#### MATERIAL TO PROCESS

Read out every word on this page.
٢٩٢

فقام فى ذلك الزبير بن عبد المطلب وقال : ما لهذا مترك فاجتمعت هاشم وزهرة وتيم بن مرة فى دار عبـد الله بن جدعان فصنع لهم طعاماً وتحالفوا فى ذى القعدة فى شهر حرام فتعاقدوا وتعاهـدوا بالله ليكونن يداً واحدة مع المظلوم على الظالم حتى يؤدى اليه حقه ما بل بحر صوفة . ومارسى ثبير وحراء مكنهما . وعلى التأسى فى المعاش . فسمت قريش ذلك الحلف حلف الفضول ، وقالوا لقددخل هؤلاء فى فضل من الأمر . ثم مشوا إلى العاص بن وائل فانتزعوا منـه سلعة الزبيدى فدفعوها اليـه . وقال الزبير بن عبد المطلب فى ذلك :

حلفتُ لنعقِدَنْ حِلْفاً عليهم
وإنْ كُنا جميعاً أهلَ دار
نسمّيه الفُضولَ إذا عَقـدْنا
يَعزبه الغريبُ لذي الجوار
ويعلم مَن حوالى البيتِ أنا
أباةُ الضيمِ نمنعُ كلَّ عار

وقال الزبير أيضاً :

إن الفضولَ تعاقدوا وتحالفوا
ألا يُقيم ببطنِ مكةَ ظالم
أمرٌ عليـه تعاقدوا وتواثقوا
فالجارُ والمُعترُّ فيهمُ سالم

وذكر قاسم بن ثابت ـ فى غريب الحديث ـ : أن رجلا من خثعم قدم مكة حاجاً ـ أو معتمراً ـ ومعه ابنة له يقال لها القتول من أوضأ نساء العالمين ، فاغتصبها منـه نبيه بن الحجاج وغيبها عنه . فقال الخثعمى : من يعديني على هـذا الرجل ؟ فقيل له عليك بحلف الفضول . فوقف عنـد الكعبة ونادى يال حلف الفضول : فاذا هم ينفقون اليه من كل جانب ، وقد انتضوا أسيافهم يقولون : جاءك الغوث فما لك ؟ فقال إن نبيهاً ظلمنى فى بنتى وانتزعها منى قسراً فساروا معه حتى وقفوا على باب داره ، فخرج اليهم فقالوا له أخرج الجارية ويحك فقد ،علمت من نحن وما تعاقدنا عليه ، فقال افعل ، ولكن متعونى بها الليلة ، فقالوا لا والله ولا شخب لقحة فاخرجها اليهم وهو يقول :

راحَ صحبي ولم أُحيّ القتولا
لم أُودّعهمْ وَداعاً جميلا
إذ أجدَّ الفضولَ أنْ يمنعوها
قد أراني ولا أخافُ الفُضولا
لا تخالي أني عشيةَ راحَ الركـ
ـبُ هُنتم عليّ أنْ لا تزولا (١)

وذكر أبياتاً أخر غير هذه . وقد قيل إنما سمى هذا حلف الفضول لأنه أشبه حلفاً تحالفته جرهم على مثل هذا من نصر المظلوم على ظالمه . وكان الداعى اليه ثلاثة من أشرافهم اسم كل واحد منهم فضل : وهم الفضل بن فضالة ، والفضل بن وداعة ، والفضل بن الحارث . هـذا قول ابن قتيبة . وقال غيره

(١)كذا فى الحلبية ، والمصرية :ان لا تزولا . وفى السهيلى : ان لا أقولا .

########
#### MATERIAL TO PROCESS

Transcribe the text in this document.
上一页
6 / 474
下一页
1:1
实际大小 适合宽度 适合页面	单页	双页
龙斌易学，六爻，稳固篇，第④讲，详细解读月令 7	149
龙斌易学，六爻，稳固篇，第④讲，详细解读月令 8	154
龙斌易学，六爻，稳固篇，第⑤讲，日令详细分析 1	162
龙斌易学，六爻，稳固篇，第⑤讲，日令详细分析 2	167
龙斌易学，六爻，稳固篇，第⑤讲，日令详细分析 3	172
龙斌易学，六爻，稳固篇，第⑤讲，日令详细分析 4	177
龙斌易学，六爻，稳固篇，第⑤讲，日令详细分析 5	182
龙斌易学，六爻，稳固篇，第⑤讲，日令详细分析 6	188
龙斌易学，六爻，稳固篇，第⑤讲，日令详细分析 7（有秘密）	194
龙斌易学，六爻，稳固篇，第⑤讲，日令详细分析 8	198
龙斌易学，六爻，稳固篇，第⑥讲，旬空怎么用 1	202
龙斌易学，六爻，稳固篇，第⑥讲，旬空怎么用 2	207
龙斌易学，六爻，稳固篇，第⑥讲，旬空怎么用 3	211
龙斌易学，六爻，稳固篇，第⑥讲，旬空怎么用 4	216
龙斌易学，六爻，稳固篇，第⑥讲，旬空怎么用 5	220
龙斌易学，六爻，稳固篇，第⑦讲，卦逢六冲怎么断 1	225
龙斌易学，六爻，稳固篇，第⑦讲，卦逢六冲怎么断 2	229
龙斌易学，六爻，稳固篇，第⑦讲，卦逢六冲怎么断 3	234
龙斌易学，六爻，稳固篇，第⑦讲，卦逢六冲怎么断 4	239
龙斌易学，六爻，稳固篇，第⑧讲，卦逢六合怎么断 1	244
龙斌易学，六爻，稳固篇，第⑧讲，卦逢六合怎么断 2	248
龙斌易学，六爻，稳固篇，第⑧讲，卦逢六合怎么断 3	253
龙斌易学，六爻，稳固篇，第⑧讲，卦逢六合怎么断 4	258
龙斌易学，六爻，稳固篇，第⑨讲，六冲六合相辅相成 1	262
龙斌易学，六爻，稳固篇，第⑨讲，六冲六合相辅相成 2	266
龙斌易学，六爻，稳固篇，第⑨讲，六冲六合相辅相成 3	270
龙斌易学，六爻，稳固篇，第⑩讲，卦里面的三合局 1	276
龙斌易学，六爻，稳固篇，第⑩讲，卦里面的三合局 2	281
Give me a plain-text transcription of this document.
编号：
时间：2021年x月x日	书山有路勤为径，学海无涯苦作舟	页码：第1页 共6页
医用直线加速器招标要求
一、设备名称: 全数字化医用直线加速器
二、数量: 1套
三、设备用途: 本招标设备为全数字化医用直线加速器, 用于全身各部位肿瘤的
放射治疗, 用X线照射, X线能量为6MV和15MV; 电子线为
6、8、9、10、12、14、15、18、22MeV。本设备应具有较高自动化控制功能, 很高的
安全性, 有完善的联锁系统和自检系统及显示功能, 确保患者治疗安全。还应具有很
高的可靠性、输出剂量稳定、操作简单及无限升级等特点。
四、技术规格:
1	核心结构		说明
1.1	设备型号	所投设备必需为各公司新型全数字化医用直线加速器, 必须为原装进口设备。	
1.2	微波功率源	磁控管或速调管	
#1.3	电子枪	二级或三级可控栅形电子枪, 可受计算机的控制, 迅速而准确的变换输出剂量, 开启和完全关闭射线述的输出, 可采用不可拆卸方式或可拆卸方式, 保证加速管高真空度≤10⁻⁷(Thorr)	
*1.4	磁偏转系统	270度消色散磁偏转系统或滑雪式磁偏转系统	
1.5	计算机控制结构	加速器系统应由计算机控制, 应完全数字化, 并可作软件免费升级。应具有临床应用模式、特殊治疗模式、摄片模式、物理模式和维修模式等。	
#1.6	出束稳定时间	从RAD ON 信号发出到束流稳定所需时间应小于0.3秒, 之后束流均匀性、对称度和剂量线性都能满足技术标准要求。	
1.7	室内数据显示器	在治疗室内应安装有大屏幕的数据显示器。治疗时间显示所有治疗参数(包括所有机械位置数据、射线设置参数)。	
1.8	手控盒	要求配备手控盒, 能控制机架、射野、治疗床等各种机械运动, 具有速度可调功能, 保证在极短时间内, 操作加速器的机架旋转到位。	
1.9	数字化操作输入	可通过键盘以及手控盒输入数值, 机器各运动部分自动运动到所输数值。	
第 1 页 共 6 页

########

**TASK OBJECTIVE:**
Where a line of the data holds "详细解读月令", show that line.

**ANSWER TO THIS PROBLEM:**
龙斌易学，六爻，稳固篇，第④讲，详细解读月令 7	149
龙斌易学，六爻，稳固篇，第④讲，详细解读月令 8	154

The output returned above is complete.